■ Given request ■
Give the data below again exactly as written, without its pictures.

[Start of Data section]

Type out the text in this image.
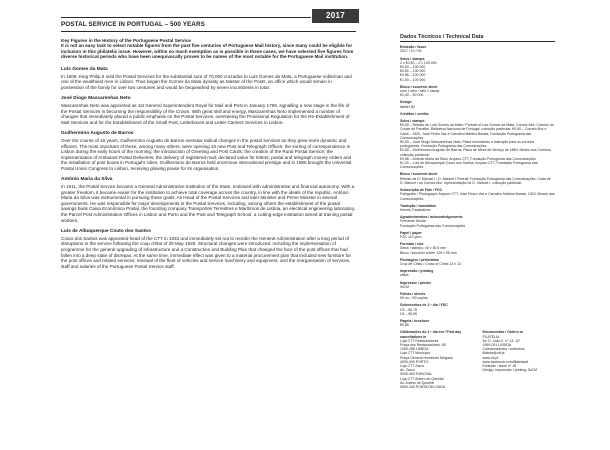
2017
POSTAL SERVICE IN PORTUGAL – 500 YEARS
Key Figures in the History of the Portuguese Postal Service

It is not an easy task to select notable figures from the past five centuries of Portuguese Mail history, since many could be eligible for inclusion in this philatelic issue. However, within so much exemption as is possible in these cases, we have selected five figures from diverse historical periods who have been unequivocally proven to be names of the most notable for the Portuguese Mail institution.

Luís Gomes da Mata

In 1606, King Philip II sold the Postal Services for the substantial sum of 70,000 cruzados to Luís Gomes da Mata, a Portuguese nobleman and one of the wealthiest men in Lisbon. Thus began the Gomes da Mata dynasty as Master of the Posts, an office which would remain in possession of the family for over two centuries and would be bequeathed by seven incumbents in total.

José Diogo Mascarenhas Neto

Mascarenhas Neto was appointed as 1st General Superintendent Royal for Mail and Post in January 1799, signalling a new stage in the life of the Postal Services in becoming the responsibility of the Crown. With great skill and energy, Mascarenhas Neto implemented a number of changes that immediately placed a public emphasis on the Postal Services, overseeing the Provisional Regulation for the Re-Establishment of Mail Services and for the Establishment of the Small Post, Letterboxes and Letter Carriers Services in Lisbon.

Guilhermino Augusto de Barros

Over the course of 16 years, Guilhermino Augusto de Barros oversaw radical changes in the postal services as they grew more dynamic and efficient. The most important of these, among many others, were opening 33 new Post and Telegraph Offices; the sorting of correspondence in Lisbon during the early hours of the morning; the introduction of Greeting and Post Cards; the creation of the Rural Postal Service; the implementation of Ambulant Postal Deliveries; the delivery of registered mail; declared value for letters; postal and telegraph money orders and the installation of post boxes in Portugal's cities. Guilhermino de Barros held enormous international prestige and in 1885 brought the Universal Postal Union Congress to Lisbon, receiving glowing praise for its organisation.

António Maria da Silva

In 1911, the Postal Service became a General Administrative Institution of the State, endowed with administrative and financial autonomy. With a greater freedom, it became easier for the institution to achieve total coverage across the country, in line with the ideals of the republic. António Maria da Silva was instrumental in pursuing these goals. As Head of the Postal Services and later Minister and Prime Minister in several governments. He was responsible for major developments in the Postal Services, including, among others the establishment of the postal savings bank Caixa Económica Postal, the founding company Transportes Terrestres e Marítimos de Lisboa, an electrical engineering laboratory, the Parcel Post Administration Offices in Lisbon and Porto and the Post and Telegraph School, a cutting-edge institution aimed at training postal workers.

Luís de Albuquerque Couto dos Santos

Couto dos Santos was appointed head of the CTT in 1933 and immediately set out to reorder the General Administration after a long period of disruptions to the service following the coup d'état of 28 May 1926. Structural changes were introduced, including the implementation of programme for the general upgrading of infrastructure and a Construction and Building Plan that changed the face of the post offices that had fallen into a deep state of disrepair. At the same time, immediate effect was given to a material procurement plan that included new furniture for the post offices and related services; renewal of the fleet of vehicles and service machinery and equipment, and the reorganisation of services, staff and salaries of the Portuguese Postal Service staff.

Dados Técnicos / Technical Data
Emissão / Issue
2017 / 10 / 09
Selos / stamps
2 x €0,50 – 2 x 100 000
€0,53 – 100 000
€0,80 – 100 000
€0,86 – 100 000
€1,00 – 100 000
Bloco / souvenir sheet
com 1 selo / with 1 stamp
€1,40 – 50 000
Design
Atelier B2
Créditos / credits
Selos / stamps
€0,50 – Retrato de Luís Gomes da Mata / Portrait of Luís Gomes da Mata, Correio-Mor; Cartório do Conde de Penafiel, Biblioteca Nacional de Portugal, colecção particular. €0,50 – Correio-Mor e Carta – 1520, José Pedro Vaz e Carvalho Martins Barata, Fundação Portuguesa das Comunicações.
€0,53 – José Diogo Mascarenhas Neto; Placa recordando a Instrução para os correios portugueses, Fundação Portuguesa das Comunicações.
€0,80 – Guilhermino Augusto de Barros; Placa de Mesa de Serviço de 1880, Museu dos Correios, colecção particular.
€0,86 – António Maria da Silva; Arquivo CTT, Fundação Portuguesa das Comunicações.
€1,00 – Luís de Albuquerque Couto dos Santos; Arquivo CTT, Fundação Portuguesa das Comunicações.
Bloco / souvenir sheet
Retrato de D. Manuel I / D. Manuel I Portrait; Fundação Portuguesa das Comunicações. Carta de D. Manuel I ao Correio-Mor, representação de D. Manuel I, colecção particular.
Subscrição de Fide / FDC
Fotografia / Photograph: Arquivo CTT, José Pedro Vaz e Carvalho Martins Barata, 1920; Museu das Comunicações.
Tradução / translation
Kennis Translations
Agradecimentos / acknowledgements
Fernando Mouta
Fundação Portuguesa das Comunicações
Papel / paper
FSC 110 g/m²
Formato / size
Selos / stamps: 40 x 30,6 mm
Bloco / souvenir sheet: 125 x 95 mm
Picotagem / perforation
Cruz de Cristo / Cross of Christ 13 x 13
Impressão / printing
offset
Impressor / printer
INCM
Folhas / sheets
50 un. / 50 copies
Sobrescritos de 1.º dia / FDC
C5 – €0,75
C6 – €0,56
Pagela / brochure
€0,85
Obliterações do 1.º dia em / First day cancellations in
Loja CTT Restauradores
Praça dos Restauradores, 58
1250-188 LISBOA
Loja CTT Município
Praça General Humberto Delgado
4000-999 PORTO
Loja CTT Zarco
Av. Zarco
9000-069 FUNCHAL
Loja CTT Antero de Quental
Av. Antero de Quental
9500-160 PONTA DELGADA
Encomendas / Orders to
FILATELIA
Av. D. João II, nº 13, 12º
1999-001 LISBOA
Colecionadores / collectors
filatelia@ctt.pt
www.ctt.pt
www.facebook.com/filateliactt
Emissão / issue nº 18
Design, Impressão / printing: INCM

[End of Data section]

■ Solution for this problem ■
Type out the text in this image.
2017
POSTAL SERVICE IN PORTUGAL – 500 YEARS
Key Figures in the History of the Portuguese Postal Service

It is not an easy task to select notable figures from the past five centuries of Portuguese Mail history, since many could be eligible for inclusion in this philatelic issue. However, within so much exemption as is possible in these cases, we have selected five figures from diverse historical periods who have been unequivocally proven to be names of the most notable for the Portuguese Mail institution.

Luís Gomes da Mata

In 1606, King Philip II sold the Postal Services for the substantial sum of 70,000 cruzados to Luís Gomes da Mata, a Portuguese nobleman and one of the wealthiest men in Lisbon. Thus began the Gomes da Mata dynasty as Master of the Posts, an office which would remain in possession of the family for over two centuries and would be bequeathed by seven incumbents in total.

José Diogo Mascarenhas Neto

Mascarenhas Neto was appointed as 1st General Superintendent Royal for Mail and Post in January 1799, signalling a new stage in the life of the Postal Services in becoming the responsibility of the Crown. With great skill and energy, Mascarenhas Neto implemented a number of changes that immediately placed a public emphasis on the Postal Services, overseeing the Provisional Regulation for the Re-Establishment of Mail Services and for the Establishment of the Small Post, Letterboxes and Letter Carriers Services in Lisbon.

Guilhermino Augusto de Barros

Over the course of 16 years, Guilhermino Augusto de Barros oversaw radical changes in the postal services as they grew more dynamic and efficient. The most important of these, among many others, were opening 33 new Post and Telegraph Offices; the sorting of correspondence in Lisbon during the early hours of the morning; the introduction of Greeting and Post Cards; the creation of the Rural Postal Service; the implementation of Ambulant Postal Deliveries; the delivery of registered mail; declared value for letters; postal and telegraph money orders and the installation of post boxes in Portugal's cities. Guilhermino de Barros held enormous international prestige and in 1885 brought the Universal Postal Union Congress to Lisbon, receiving glowing praise for its organisation.

António Maria da Silva

In 1911, the Postal Service became a General Administrative Institution of the State, endowed with administrative and financial autonomy. With a greater freedom, it became easier for the institution to achieve total coverage across the country, in line with the ideals of the republic. António Maria da Silva was instrumental in pursuing these goals. As Head of the Postal Services and later Minister and Prime Minister in several governments. He was responsible for major developments in the Postal Services, including, among others the establishment of the postal savings bank Caixa Económica Postal, the founding company Transportes Terrestres e Marítimos de Lisboa, an electrical engineering laboratory, the Parcel Post Administration Offices in Lisbon and Porto and the Post and Telegraph School, a cutting-edge institution aimed at training postal workers.

Luís de Albuquerque Couto dos Santos

Couto dos Santos was appointed head of the CTT in 1933 and immediately set out to reorder the General Administration after a long period of disruptions to the service following the coup d'état of 28 May 1926. Structural changes were introduced, including the implementation of programme for the general upgrading of infrastructure and a Construction and Building Plan that changed the face of the post offices that had fallen into a deep state of disrepair. At the same time, immediate effect was given to a material procurement plan that included new furniture for the post offices and related services; renewal of the fleet of vehicles and service machinery and equipment, and the reorganisation of services, staff and salaries of the Portuguese Postal Service staff.

Dados Técnicos / Technical Data
Emissão / Issue
2017 / 10 / 09
Selos / stamps
2 x €0,50 – 2 x 100 000
€0,53 – 100 000
€0,80 – 100 000
€0,86 – 100 000
€1,00 – 100 000
Bloco / souvenir sheet
com 1 selo / with 1 stamp
€1,40 – 50 000
Design
Atelier B2
Créditos / credits
Selos / stamps
€0,50 – Retrato de Luís Gomes da Mata / Portrait of Luís Gomes da Mata, Correio-Mor; Cartório do Conde de Penafiel, Biblioteca Nacional de Portugal, colecção particular. €0,50 – Correio-Mor e Carta – 1520, José Pedro Vaz e Carvalho Martins Barata, Fundação Portuguesa das Comunicações.
€0,53 – José Diogo Mascarenhas Neto; Placa recordando a Instrução para os correios portugueses, Fundação Portuguesa das Comunicações.
€0,80 – Guilhermino Augusto de Barros; Placa de Mesa de Serviço de 1880, Museu dos Correios, colecção particular.
€0,86 – António Maria da Silva; Arquivo CTT, Fundação Portuguesa das Comunicações.
€1,00 – Luís de Albuquerque Couto dos Santos; Arquivo CTT, Fundação Portuguesa das Comunicações.
Bloco / souvenir sheet
Retrato de D. Manuel I / D. Manuel I Portrait; Fundação Portuguesa das Comunicações. Carta de D. Manuel I ao Correio-Mor, representação de D. Manuel I, colecção particular.
Subscrição de Fide / FDC
Fotografia / Photograph: Arquivo CTT, José Pedro Vaz e Carvalho Martins Barata, 1920; Museu das Comunicações.
Tradução / translation
Kennis Translations
Agradecimentos / acknowledgements
Fernando Mouta
Fundação Portuguesa das Comunicações
Papel / paper
FSC 110 g/m²
Formato / size
Selos / stamps: 40 x 30,6 mm
Bloco / souvenir sheet: 125 x 95 mm
Picotagem / perforation
Cruz de Cristo / Cross of Christ 13 x 13
Impressão / printing
offset
Impressor / printer
INCM
Folhas / sheets
50 un. / 50 copies
Sobrescritos de 1.º dia / FDC
C5 – €0,75
C6 – €0,56
Pagela / brochure
€0,85
Obliterações do 1.º dia em / First day cancellations in
Loja CTT Restauradores
Praça dos Restauradores, 58
1250-188 LISBOA
Loja CTT Município
Praça General Humberto Delgado
4000-999 PORTO
Loja CTT Zarco
Av. Zarco
9000-069 FUNCHAL
Loja CTT Antero de Quental
Av. Antero de Quental
9500-160 PONTA DELGADA
Encomendas / Orders to
FILATELIA
Av. D. João II, nº 13, 12º
1999-001 LISBOA
Colecionadores / collectors
filatelia@ctt.pt
www.ctt.pt
www.facebook.com/filateliactt
Emissão / issue nº 18
Design, Impressão / printing: INCM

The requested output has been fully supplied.